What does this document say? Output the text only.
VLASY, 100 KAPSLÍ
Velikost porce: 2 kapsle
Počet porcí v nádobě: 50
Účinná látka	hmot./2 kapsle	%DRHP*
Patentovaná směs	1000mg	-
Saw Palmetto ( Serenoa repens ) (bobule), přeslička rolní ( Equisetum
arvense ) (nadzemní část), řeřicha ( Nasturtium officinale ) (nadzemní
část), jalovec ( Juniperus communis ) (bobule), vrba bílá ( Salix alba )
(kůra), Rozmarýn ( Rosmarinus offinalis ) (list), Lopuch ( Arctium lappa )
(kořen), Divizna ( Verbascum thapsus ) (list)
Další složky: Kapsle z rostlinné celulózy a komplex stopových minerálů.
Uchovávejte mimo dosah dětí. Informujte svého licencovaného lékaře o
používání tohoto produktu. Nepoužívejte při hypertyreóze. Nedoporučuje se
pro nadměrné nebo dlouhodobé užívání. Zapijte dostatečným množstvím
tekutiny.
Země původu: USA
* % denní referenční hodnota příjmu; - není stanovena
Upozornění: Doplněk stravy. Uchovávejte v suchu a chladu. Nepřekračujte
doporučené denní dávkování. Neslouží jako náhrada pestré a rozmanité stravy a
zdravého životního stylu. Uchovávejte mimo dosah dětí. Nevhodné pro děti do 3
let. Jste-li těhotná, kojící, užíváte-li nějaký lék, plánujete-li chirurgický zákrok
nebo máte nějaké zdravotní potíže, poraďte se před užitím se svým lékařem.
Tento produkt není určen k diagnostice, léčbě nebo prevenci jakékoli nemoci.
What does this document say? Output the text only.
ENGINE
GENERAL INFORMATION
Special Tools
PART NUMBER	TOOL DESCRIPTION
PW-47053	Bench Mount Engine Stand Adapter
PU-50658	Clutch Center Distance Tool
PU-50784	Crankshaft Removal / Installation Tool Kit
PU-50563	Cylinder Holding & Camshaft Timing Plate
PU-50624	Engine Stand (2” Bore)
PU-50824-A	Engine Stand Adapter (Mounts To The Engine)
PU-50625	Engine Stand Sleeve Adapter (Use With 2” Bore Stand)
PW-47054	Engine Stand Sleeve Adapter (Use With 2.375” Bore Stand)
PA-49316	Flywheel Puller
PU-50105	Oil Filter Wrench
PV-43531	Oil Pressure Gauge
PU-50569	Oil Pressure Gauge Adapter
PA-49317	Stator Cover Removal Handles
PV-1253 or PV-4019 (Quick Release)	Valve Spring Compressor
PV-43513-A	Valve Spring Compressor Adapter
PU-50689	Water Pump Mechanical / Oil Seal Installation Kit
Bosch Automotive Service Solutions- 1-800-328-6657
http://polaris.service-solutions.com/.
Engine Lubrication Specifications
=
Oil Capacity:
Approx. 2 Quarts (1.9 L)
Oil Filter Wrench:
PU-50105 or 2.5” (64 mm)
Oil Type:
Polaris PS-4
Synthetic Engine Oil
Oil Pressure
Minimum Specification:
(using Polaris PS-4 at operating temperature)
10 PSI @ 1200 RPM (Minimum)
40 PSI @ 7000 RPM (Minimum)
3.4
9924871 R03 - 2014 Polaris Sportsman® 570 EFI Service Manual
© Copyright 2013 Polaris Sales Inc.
****
**BRIEF:** Exactly as shown, repeat every record.

**THE OUTPUT:**
What does this document say? Output the text only.
VLASY, 100 KAPSLÍ
Velikost porce: 2 kapsle
Počet porcí v nádobě: 50
Účinná látka	hmot./2 kapsle	%DRHP*
Patentovaná směs	1000mg	-
Saw Palmetto ( Serenoa repens ) (bobule), přeslička rolní ( Equisetum
arvense ) (nadzemní část), řeřicha ( Nasturtium officinale ) (nadzemní
část), jalovec ( Juniperus communis ) (bobule), vrba bílá ( Salix alba )
(kůra), Rozmarýn ( Rosmarinus offinalis ) (list), Lopuch ( Arctium lappa )
(kořen), Divizna ( Verbascum thapsus ) (list)
Další složky: Kapsle z rostlinné celulózy a komplex stopových minerálů.
Uchovávejte mimo dosah dětí. Informujte svého licencovaného lékaře o
používání tohoto produktu. Nepoužívejte při hypertyreóze. Nedoporučuje se
pro nadměrné nebo dlouhodobé užívání. Zapijte dostatečným množstvím
tekutiny.
Země původu: USA
* % denní referenční hodnota příjmu; - není stanovena
Upozornění: Doplněk stravy. Uchovávejte v suchu a chladu. Nepřekračujte
doporučené denní dávkování. Neslouží jako náhrada pestré a rozmanité stravy a
zdravého životního stylu. Uchovávejte mimo dosah dětí. Nevhodné pro děti do 3
let. Jste-li těhotná, kojící, užíváte-li nějaký lék, plánujete-li chirurgický zákrok
nebo máte nějaké zdravotní potíže, poraďte se před užitím se svým lékařem.
Tento produkt není určen k diagnostice, léčbě nebo prevenci jakékoli nemoci.
What does this document say? Output the text only.
ENGINE
GENERAL INFORMATION
Special Tools
PART NUMBER	TOOL DESCRIPTION
PW-47053	Bench Mount Engine Stand Adapter
PU-50658	Clutch Center Distance Tool
PU-50784	Crankshaft Removal / Installation Tool Kit
PU-50563	Cylinder Holding & Camshaft Timing Plate
PU-50624	Engine Stand (2” Bore)
PU-50824-A	Engine Stand Adapter (Mounts To The Engine)
PU-50625	Engine Stand Sleeve Adapter (Use With 2” Bore Stand)
PW-47054	Engine Stand Sleeve Adapter (Use With 2.375” Bore Stand)
PA-49316	Flywheel Puller
PU-50105	Oil Filter Wrench
PV-43531	Oil Pressure Gauge
PU-50569	Oil Pressure Gauge Adapter
PA-49317	Stator Cover Removal Handles
PV-1253 or PV-4019 (Quick Release)	Valve Spring Compressor
PV-43513-A	Valve Spring Compressor Adapter
PU-50689	Water Pump Mechanical / Oil Seal Installation Kit
Bosch Automotive Service Solutions- 1-800-328-6657
http://polaris.service-solutions.com/.
Engine Lubrication Specifications
=
Oil Capacity:
Approx. 2 Quarts (1.9 L)
Oil Filter Wrench:
PU-50105 or 2.5” (64 mm)
Oil Type:
Polaris PS-4
Synthetic Engine Oil
Oil Pressure
Minimum Specification:
(using Polaris PS-4 at operating temperature)
10 PSI @ 1200 RPM (Minimum)
40 PSI @ 7000 RPM (Minimum)
3.4
9924871 R03 - 2014 Polaris Sportsman® 570 EFI Service Manual
© Copyright 2013 Polaris Sales Inc.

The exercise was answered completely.